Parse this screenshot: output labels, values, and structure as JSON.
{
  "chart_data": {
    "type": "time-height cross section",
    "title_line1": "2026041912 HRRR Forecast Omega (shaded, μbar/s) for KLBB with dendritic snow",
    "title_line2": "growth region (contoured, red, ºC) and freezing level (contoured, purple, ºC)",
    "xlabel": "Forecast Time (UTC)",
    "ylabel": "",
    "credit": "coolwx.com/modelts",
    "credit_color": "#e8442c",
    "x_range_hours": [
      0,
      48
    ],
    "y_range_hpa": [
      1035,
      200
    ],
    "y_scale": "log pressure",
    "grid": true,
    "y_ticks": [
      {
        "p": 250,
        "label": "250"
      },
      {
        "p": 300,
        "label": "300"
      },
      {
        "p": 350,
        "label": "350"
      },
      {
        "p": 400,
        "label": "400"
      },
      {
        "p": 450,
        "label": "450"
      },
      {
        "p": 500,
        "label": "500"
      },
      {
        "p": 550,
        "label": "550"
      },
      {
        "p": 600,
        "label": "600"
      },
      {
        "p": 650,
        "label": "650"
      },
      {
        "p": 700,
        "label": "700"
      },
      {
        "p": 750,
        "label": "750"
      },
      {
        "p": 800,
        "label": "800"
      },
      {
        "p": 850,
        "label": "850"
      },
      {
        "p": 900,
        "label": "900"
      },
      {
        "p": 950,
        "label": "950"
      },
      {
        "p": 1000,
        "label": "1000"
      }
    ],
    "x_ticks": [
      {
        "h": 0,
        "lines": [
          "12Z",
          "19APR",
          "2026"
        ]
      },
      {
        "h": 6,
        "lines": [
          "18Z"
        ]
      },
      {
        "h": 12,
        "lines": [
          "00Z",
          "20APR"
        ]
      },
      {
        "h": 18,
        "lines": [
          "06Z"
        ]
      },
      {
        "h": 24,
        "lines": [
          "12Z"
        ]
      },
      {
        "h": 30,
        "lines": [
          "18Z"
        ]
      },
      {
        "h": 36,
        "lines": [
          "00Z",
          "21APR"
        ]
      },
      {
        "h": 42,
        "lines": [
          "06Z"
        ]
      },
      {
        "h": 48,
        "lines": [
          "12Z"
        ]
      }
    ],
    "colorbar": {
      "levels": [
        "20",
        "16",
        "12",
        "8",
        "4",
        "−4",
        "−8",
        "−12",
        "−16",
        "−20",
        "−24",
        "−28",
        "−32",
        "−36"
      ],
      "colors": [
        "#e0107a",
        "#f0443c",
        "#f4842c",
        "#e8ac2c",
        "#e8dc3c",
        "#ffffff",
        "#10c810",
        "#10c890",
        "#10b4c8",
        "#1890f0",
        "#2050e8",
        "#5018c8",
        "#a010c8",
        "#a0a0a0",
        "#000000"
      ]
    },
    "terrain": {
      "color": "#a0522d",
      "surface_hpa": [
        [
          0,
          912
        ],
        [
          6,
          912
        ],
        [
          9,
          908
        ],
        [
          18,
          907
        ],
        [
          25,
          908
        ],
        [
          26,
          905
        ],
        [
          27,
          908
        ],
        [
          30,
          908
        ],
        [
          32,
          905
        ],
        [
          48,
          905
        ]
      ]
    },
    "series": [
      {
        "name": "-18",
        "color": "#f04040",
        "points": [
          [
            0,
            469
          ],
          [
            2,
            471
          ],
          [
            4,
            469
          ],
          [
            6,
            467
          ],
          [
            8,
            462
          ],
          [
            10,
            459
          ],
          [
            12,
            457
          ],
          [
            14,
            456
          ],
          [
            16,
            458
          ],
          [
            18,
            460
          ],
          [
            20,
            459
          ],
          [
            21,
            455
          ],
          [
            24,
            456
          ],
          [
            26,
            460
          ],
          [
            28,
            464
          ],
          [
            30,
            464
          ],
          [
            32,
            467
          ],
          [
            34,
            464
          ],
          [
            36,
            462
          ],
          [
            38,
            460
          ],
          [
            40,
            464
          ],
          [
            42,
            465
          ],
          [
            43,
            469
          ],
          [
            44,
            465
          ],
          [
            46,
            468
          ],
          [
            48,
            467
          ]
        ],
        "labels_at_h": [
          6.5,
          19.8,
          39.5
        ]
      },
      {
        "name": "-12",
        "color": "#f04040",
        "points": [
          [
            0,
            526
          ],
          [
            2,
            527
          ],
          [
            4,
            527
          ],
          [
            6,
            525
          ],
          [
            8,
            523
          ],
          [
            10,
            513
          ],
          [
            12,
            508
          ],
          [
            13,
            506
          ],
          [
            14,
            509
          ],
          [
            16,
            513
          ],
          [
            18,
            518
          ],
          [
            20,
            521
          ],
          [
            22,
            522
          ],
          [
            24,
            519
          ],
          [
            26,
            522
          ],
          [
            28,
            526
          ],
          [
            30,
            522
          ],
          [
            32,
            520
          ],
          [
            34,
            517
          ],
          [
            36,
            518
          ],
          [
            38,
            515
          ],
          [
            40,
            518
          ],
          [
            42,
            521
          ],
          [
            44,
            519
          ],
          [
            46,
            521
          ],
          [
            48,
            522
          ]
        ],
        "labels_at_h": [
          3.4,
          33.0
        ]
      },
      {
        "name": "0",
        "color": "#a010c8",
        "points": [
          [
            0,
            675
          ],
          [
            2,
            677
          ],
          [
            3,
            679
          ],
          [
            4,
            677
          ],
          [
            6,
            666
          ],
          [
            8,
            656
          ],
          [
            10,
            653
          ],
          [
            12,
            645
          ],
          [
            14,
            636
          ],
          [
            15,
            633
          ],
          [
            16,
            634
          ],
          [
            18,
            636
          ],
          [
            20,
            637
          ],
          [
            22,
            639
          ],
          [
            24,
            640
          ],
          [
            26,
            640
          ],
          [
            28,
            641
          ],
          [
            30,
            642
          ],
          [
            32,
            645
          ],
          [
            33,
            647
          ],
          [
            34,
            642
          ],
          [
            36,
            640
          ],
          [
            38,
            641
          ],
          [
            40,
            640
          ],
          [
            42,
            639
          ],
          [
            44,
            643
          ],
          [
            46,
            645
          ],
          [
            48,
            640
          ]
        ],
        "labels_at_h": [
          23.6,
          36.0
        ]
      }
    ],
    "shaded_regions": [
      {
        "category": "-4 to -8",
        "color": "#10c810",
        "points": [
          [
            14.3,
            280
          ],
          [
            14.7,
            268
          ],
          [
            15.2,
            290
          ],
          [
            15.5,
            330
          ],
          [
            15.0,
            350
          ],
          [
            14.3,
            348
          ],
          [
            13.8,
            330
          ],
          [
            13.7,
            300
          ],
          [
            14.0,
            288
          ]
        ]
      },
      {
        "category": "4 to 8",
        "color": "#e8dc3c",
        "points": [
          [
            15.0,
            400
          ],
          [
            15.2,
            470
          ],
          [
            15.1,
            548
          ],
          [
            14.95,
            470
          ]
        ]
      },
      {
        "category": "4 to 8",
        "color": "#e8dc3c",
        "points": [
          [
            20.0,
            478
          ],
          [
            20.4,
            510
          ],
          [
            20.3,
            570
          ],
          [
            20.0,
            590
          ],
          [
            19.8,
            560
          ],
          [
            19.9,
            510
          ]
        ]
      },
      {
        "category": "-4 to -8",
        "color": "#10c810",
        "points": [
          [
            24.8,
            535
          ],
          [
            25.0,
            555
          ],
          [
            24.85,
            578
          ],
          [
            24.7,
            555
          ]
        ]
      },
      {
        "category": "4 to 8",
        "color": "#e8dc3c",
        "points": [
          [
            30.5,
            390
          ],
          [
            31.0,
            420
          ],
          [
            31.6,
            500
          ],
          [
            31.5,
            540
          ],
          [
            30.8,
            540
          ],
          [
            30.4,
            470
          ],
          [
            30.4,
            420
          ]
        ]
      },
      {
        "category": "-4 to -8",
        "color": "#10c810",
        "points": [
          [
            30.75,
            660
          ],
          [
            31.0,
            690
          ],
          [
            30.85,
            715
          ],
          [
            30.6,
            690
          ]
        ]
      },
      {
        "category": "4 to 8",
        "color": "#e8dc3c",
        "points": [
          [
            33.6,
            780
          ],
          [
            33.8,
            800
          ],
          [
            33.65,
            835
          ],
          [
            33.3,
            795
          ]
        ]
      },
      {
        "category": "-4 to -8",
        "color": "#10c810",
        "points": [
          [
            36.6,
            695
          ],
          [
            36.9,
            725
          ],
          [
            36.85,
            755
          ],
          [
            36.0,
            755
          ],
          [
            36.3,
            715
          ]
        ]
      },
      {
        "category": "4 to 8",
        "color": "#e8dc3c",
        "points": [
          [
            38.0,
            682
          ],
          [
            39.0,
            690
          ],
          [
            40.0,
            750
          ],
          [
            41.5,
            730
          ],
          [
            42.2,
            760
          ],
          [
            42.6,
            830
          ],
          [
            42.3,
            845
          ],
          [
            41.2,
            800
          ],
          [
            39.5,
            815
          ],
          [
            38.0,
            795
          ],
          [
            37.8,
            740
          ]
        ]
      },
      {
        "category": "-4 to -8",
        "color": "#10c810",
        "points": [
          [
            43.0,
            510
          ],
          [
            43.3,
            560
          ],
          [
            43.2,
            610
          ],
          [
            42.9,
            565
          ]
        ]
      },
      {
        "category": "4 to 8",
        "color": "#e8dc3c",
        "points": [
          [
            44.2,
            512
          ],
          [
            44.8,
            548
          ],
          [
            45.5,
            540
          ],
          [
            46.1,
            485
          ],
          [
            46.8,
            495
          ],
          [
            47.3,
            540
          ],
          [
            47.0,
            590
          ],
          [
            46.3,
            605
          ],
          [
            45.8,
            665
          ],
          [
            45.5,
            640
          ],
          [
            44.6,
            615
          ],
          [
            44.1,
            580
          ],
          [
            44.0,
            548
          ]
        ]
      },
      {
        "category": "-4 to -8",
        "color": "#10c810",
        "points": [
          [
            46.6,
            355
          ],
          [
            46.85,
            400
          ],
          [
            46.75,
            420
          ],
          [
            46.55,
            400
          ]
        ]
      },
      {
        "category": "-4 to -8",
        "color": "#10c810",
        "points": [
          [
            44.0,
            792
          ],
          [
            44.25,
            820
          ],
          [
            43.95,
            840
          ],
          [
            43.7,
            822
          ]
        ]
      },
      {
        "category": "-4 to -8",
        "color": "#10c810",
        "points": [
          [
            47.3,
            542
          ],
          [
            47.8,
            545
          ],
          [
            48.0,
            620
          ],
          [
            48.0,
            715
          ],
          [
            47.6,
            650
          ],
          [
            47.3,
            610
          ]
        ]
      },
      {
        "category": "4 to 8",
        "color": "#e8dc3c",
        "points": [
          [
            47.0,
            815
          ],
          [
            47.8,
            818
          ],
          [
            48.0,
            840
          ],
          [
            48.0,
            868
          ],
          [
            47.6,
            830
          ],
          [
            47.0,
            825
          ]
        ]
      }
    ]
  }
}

★ ★ ★ ★ ★ ★ ★

Given problem:
Gather each line in these records that contains the string "Forecast".

Exercise result:
    "title_line1": "2026041912 HRRR Forecast Omega (shaded, μbar/s) for KLBB with dendritic snow",
    "xlabel": "Forecast Time (UTC)",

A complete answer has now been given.